▶ [Given records]
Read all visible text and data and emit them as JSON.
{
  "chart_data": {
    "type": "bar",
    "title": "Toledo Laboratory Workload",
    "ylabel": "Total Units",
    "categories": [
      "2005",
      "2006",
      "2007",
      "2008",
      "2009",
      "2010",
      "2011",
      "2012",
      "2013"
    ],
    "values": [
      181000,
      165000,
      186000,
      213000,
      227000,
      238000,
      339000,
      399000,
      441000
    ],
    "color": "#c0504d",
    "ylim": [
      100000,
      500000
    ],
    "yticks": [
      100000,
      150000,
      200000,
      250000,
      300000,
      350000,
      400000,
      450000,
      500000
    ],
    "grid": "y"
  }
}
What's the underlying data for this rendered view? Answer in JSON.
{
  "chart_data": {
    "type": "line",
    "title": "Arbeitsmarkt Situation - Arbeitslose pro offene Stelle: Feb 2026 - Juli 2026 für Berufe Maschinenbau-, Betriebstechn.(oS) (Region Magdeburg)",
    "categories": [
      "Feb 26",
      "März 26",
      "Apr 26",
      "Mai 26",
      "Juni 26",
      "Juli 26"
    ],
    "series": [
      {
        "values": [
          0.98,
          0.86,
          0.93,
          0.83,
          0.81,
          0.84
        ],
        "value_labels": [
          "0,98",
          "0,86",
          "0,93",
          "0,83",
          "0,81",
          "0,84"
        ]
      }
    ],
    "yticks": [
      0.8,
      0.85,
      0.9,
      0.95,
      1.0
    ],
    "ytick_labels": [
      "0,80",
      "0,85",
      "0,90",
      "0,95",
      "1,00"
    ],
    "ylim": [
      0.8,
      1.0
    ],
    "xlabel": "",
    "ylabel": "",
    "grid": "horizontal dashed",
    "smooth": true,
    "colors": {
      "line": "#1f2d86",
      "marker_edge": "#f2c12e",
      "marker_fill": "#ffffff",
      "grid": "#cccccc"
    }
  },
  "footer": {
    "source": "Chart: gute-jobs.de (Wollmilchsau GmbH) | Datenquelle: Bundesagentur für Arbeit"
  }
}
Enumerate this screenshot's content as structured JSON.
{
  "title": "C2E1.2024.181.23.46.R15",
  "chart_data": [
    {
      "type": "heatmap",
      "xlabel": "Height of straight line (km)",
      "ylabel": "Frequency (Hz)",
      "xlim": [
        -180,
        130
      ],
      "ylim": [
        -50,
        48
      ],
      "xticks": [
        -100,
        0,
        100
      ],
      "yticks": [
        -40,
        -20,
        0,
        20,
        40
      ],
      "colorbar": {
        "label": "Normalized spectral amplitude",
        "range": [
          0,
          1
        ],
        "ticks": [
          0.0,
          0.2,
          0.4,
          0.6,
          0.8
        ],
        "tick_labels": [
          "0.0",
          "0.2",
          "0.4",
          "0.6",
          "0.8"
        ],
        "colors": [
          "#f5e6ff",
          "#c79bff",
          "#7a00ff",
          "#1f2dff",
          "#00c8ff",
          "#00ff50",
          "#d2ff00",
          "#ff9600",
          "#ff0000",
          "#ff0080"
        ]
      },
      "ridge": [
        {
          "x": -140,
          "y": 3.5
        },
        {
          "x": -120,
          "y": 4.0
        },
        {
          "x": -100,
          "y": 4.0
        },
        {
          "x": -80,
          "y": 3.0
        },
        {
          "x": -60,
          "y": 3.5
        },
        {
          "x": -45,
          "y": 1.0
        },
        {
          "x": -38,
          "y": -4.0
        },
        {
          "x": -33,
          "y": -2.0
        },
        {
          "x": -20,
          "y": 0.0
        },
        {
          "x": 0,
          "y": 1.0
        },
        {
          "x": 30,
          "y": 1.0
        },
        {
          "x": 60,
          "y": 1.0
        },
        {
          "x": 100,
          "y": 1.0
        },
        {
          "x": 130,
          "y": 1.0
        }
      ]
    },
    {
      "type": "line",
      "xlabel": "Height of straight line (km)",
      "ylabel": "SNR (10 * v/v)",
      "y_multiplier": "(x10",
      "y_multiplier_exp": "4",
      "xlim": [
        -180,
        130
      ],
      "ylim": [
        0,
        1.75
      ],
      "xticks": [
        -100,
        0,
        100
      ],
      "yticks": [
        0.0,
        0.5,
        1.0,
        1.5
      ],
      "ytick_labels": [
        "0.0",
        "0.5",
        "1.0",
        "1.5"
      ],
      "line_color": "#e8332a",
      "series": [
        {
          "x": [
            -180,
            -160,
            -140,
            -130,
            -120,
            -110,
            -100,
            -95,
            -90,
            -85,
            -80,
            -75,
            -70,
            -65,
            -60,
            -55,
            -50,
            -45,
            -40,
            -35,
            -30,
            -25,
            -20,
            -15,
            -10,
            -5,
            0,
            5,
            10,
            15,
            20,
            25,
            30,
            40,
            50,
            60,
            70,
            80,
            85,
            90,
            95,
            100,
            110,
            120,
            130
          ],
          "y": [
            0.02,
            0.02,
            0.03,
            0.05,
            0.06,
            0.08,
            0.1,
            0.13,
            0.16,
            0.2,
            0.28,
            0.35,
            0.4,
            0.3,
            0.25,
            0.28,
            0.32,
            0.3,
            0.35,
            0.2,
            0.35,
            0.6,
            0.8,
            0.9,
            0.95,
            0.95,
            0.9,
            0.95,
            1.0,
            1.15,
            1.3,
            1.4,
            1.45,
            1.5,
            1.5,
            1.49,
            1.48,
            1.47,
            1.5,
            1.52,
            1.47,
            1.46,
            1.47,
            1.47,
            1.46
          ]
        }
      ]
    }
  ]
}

▶ [To do] Provide all the records again, word for word.

▶ [Solution below]
Read all visible text and data and emit them as JSON.
{
  "chart_data": {
    "type": "bar",
    "title": "Toledo Laboratory Workload",
    "ylabel": "Total Units",
    "categories": [
      "2005",
      "2006",
      "2007",
      "2008",
      "2009",
      "2010",
      "2011",
      "2012",
      "2013"
    ],
    "values": [
      181000,
      165000,
      186000,
      213000,
      227000,
      238000,
      339000,
      399000,
      441000
    ],
    "color": "#c0504d",
    "ylim": [
      100000,
      500000
    ],
    "yticks": [
      100000,
      150000,
      200000,
      250000,
      300000,
      350000,
      400000,
      450000,
      500000
    ],
    "grid": "y"
  }
}
What's the underlying data for this rendered view? Answer in JSON.
{
  "chart_data": {
    "type": "line",
    "title": "Arbeitsmarkt Situation - Arbeitslose pro offene Stelle: Feb 2026 - Juli 2026 für Berufe Maschinenbau-, Betriebstechn.(oS) (Region Magdeburg)",
    "categories": [
      "Feb 26",
      "März 26",
      "Apr 26",
      "Mai 26",
      "Juni 26",
      "Juli 26"
    ],
    "series": [
      {
        "values": [
          0.98,
          0.86,
          0.93,
          0.83,
          0.81,
          0.84
        ],
        "value_labels": [
          "0,98",
          "0,86",
          "0,93",
          "0,83",
          "0,81",
          "0,84"
        ]
      }
    ],
    "yticks": [
      0.8,
      0.85,
      0.9,
      0.95,
      1.0
    ],
    "ytick_labels": [
      "0,80",
      "0,85",
      "0,90",
      "0,95",
      "1,00"
    ],
    "ylim": [
      0.8,
      1.0
    ],
    "xlabel": "",
    "ylabel": "",
    "grid": "horizontal dashed",
    "smooth": true,
    "colors": {
      "line": "#1f2d86",
      "marker_edge": "#f2c12e",
      "marker_fill": "#ffffff",
      "grid": "#cccccc"
    }
  },
  "footer": {
    "source": "Chart: gute-jobs.de (Wollmilchsau GmbH) | Datenquelle: Bundesagentur für Arbeit"
  }
}
Enumerate this screenshot's content as structured JSON.
{
  "title": "C2E1.2024.181.23.46.R15",
  "chart_data": [
    {
      "type": "heatmap",
      "xlabel": "Height of straight line (km)",
      "ylabel": "Frequency (Hz)",
      "xlim": [
        -180,
        130
      ],
      "ylim": [
        -50,
        48
      ],
      "xticks": [
        -100,
        0,
        100
      ],
      "yticks": [
        -40,
        -20,
        0,
        20,
        40
      ],
      "colorbar": {
        "label": "Normalized spectral amplitude",
        "range": [
          0,
          1
        ],
        "ticks": [
          0.0,
          0.2,
          0.4,
          0.6,
          0.8
        ],
        "tick_labels": [
          "0.0",
          "0.2",
          "0.4",
          "0.6",
          "0.8"
        ],
        "colors": [
          "#f5e6ff",
          "#c79bff",
          "#7a00ff",
          "#1f2dff",
          "#00c8ff",
          "#00ff50",
          "#d2ff00",
          "#ff9600",
          "#ff0000",
          "#ff0080"
        ]
      },
      "ridge": [
        {
          "x": -140,
          "y": 3.5
        },
        {
          "x": -120,
          "y": 4.0
        },
        {
          "x": -100,
          "y": 4.0
        },
        {
          "x": -80,
          "y": 3.0
        },
        {
          "x": -60,
          "y": 3.5
        },
        {
          "x": -45,
          "y": 1.0
        },
        {
          "x": -38,
          "y": -4.0
        },
        {
          "x": -33,
          "y": -2.0
        },
        {
          "x": -20,
          "y": 0.0
        },
        {
          "x": 0,
          "y": 1.0
        },
        {
          "x": 30,
          "y": 1.0
        },
        {
          "x": 60,
          "y": 1.0
        },
        {
          "x": 100,
          "y": 1.0
        },
        {
          "x": 130,
          "y": 1.0
        }
      ]
    },
    {
      "type": "line",
      "xlabel": "Height of straight line (km)",
      "ylabel": "SNR (10 * v/v)",
      "y_multiplier": "(x10",
      "y_multiplier_exp": "4",
      "xlim": [
        -180,
        130
      ],
      "ylim": [
        0,
        1.75
      ],
      "xticks": [
        -100,
        0,
        100
      ],
      "yticks": [
        0.0,
        0.5,
        1.0,
        1.5
      ],
      "ytick_labels": [
        "0.0",
        "0.5",
        "1.0",
        "1.5"
      ],
      "line_color": "#e8332a",
      "series": [
        {
          "x": [
            -180,
            -160,
            -140,
            -130,
            -120,
            -110,
            -100,
            -95,
            -90,
            -85,
            -80,
            -75,
            -70,
            -65,
            -60,
            -55,
            -50,
            -45,
            -40,
            -35,
            -30,
            -25,
            -20,
            -15,
            -10,
            -5,
            0,
            5,
            10,
            15,
            20,
            25,
            30,
            40,
            50,
            60,
            70,
            80,
            85,
            90,
            95,
            100,
            110,
            120,
            130
          ],
          "y": [
            0.02,
            0.02,
            0.03,
            0.05,
            0.06,
            0.08,
            0.1,
            0.13,
            0.16,
            0.2,
            0.28,
            0.35,
            0.4,
            0.3,
            0.25,
            0.28,
            0.32,
            0.3,
            0.35,
            0.2,
            0.35,
            0.6,
            0.8,
            0.9,
            0.95,
            0.95,
            0.9,
            0.95,
            1.0,
            1.15,
            1.3,
            1.4,
            1.45,
            1.5,
            1.5,
            1.49,
            1.48,
            1.47,
            1.5,
            1.52,
            1.47,
            1.46,
            1.47,
            1.47,
            1.46
          ]
        }
      ]
    }
  ]
}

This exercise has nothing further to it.